— begin —

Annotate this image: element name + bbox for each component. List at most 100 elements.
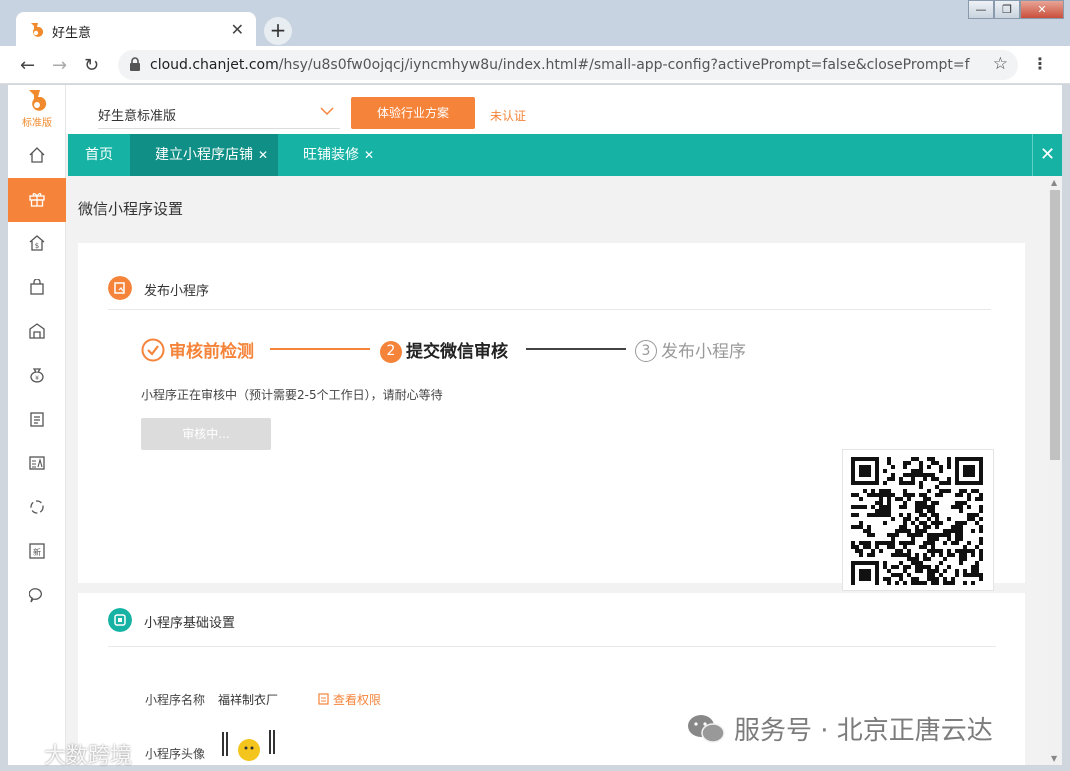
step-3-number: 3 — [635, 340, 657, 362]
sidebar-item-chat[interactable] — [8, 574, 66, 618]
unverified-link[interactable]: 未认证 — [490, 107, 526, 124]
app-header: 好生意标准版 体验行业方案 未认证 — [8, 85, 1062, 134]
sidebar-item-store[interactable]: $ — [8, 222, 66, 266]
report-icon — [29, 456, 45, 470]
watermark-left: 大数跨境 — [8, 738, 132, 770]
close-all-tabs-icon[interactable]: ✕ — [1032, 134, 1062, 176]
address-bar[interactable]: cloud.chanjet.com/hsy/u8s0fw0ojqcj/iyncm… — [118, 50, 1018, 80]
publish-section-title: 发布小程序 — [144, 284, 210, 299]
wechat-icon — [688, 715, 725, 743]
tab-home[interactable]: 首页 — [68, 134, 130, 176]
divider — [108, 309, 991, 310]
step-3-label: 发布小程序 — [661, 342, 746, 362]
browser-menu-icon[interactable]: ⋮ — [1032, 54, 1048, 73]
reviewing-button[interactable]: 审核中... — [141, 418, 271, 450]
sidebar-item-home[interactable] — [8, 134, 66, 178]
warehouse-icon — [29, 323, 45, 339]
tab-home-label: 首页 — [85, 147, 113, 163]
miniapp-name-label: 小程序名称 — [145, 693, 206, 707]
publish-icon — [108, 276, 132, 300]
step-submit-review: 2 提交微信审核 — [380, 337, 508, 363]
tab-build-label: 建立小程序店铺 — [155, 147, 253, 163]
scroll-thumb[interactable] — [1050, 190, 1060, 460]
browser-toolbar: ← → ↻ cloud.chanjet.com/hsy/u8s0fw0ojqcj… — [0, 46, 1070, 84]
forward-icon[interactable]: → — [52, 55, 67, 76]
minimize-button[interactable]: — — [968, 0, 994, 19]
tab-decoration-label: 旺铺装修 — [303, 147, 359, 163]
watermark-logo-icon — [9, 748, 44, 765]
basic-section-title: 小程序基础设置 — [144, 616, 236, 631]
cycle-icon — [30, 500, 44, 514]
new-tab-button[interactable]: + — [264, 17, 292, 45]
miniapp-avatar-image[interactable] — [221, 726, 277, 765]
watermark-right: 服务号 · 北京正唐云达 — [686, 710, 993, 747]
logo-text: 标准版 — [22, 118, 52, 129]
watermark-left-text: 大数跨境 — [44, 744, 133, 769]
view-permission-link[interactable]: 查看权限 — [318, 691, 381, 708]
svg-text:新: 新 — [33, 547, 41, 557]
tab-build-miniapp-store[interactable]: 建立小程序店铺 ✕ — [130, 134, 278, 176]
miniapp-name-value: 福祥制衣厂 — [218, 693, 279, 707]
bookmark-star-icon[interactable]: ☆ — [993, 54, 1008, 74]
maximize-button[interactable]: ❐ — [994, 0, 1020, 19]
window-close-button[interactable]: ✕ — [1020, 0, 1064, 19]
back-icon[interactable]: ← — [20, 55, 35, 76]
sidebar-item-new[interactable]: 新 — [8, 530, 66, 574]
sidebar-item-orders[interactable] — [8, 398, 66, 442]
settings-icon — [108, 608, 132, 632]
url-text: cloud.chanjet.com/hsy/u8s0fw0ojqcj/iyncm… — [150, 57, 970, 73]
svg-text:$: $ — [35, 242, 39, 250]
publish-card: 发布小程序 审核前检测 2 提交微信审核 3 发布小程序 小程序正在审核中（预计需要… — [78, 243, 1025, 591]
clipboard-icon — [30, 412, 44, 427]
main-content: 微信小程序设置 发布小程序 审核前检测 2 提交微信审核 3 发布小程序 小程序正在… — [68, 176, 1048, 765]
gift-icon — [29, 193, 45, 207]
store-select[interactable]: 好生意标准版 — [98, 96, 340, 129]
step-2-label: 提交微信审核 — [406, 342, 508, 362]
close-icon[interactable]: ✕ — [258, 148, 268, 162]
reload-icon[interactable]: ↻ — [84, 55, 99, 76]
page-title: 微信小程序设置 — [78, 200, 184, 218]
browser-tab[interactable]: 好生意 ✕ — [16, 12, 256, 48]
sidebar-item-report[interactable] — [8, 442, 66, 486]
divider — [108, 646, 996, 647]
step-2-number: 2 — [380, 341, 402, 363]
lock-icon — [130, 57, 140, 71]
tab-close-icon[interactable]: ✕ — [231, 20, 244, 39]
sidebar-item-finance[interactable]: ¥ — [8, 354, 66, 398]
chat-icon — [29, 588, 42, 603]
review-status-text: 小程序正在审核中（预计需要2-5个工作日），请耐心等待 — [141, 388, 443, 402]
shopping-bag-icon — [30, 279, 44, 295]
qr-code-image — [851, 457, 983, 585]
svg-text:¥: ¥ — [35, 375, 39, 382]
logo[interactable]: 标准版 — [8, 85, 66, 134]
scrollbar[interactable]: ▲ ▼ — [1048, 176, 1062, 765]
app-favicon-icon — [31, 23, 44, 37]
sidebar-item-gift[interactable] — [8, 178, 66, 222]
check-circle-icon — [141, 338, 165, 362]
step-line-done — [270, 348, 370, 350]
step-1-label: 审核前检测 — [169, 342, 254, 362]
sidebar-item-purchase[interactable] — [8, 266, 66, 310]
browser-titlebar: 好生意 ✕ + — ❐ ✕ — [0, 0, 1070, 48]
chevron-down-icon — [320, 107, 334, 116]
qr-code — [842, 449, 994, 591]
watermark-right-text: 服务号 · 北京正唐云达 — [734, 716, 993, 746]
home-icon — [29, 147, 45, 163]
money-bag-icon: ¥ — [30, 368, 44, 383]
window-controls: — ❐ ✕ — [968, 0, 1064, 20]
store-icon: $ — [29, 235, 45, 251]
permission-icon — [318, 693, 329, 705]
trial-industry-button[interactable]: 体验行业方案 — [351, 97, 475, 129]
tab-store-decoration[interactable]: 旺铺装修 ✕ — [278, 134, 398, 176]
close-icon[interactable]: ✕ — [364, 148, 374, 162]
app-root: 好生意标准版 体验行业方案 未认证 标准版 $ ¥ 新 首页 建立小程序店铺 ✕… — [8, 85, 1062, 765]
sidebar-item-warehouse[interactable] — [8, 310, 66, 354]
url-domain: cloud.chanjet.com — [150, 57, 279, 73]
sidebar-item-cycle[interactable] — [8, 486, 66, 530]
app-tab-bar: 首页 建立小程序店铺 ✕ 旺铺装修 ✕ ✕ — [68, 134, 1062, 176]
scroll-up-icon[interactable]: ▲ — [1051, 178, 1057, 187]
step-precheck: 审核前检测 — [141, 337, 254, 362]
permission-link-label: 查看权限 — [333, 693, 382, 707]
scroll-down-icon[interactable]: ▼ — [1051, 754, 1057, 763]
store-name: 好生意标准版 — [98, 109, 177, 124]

— end —

Tally the lines in the items above that contain the string "decoration", and reply with the number alone.

Answer to the problem: 2